[START]
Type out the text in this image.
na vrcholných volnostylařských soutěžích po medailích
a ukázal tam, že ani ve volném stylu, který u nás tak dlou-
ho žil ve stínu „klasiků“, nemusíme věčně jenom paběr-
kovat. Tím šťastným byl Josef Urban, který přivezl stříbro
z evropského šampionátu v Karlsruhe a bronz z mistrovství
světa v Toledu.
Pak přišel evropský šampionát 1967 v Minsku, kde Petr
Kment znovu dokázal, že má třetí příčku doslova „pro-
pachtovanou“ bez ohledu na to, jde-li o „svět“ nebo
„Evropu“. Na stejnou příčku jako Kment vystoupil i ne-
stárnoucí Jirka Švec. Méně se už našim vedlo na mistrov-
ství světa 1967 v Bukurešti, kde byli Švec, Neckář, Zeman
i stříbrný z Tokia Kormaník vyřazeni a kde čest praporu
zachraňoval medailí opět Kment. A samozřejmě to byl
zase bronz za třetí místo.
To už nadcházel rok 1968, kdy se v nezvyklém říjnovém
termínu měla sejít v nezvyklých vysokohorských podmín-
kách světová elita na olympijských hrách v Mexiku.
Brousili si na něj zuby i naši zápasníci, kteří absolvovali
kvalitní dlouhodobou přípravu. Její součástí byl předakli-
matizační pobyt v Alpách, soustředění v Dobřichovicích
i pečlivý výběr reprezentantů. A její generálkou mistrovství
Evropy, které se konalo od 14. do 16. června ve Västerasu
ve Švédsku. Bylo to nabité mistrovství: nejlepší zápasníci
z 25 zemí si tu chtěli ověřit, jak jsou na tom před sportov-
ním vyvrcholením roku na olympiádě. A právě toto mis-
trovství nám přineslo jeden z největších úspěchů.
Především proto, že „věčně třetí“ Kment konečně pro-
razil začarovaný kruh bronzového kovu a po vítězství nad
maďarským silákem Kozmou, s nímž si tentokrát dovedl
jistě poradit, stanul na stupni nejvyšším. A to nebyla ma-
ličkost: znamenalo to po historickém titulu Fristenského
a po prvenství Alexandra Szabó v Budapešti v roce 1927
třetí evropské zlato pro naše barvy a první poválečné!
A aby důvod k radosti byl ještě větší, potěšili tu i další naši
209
[END]
> [The problem]:
Output the whole listing above again, word for word.

> [Task response]:
Type out the text in this image.
na vrcholných volnostylařských soutěžích po medailích
a ukázal tam, že ani ve volném stylu, který u nás tak dlou-
ho žil ve stínu „klasiků“, nemusíme věčně jenom paběr-
kovat. Tím šťastným byl Josef Urban, který přivezl stříbro
z evropského šampionátu v Karlsruhe a bronz z mistrovství
světa v Toledu.
Pak přišel evropský šampionát 1967 v Minsku, kde Petr
Kment znovu dokázal, že má třetí příčku doslova „pro-
pachtovanou“ bez ohledu na to, jde-li o „svět“ nebo
„Evropu“. Na stejnou příčku jako Kment vystoupil i ne-
stárnoucí Jirka Švec. Méně se už našim vedlo na mistrov-
ství světa 1967 v Bukurešti, kde byli Švec, Neckář, Zeman
i stříbrný z Tokia Kormaník vyřazeni a kde čest praporu
zachraňoval medailí opět Kment. A samozřejmě to byl
zase bronz za třetí místo.
To už nadcházel rok 1968, kdy se v nezvyklém říjnovém
termínu měla sejít v nezvyklých vysokohorských podmín-
kách světová elita na olympijských hrách v Mexiku.
Brousili si na něj zuby i naši zápasníci, kteří absolvovali
kvalitní dlouhodobou přípravu. Její součástí byl předakli-
matizační pobyt v Alpách, soustředění v Dobřichovicích
i pečlivý výběr reprezentantů. A její generálkou mistrovství
Evropy, které se konalo od 14. do 16. června ve Västerasu
ve Švédsku. Bylo to nabité mistrovství: nejlepší zápasníci
z 25 zemí si tu chtěli ověřit, jak jsou na tom před sportov-
ním vyvrcholením roku na olympiádě. A právě toto mis-
trovství nám přineslo jeden z největších úspěchů.
Především proto, že „věčně třetí“ Kment konečně pro-
razil začarovaný kruh bronzového kovu a po vítězství nad
maďarským silákem Kozmou, s nímž si tentokrát dovedl
jistě poradit, stanul na stupni nejvyšším. A to nebyla ma-
ličkost: znamenalo to po historickém titulu Fristenského
a po prvenství Alexandra Szabó v Budapešti v roce 1927
třetí evropské zlato pro naše barvy a první poválečné!
A aby důvod k radosti byl ještě větší, potěšili tu i další naši
209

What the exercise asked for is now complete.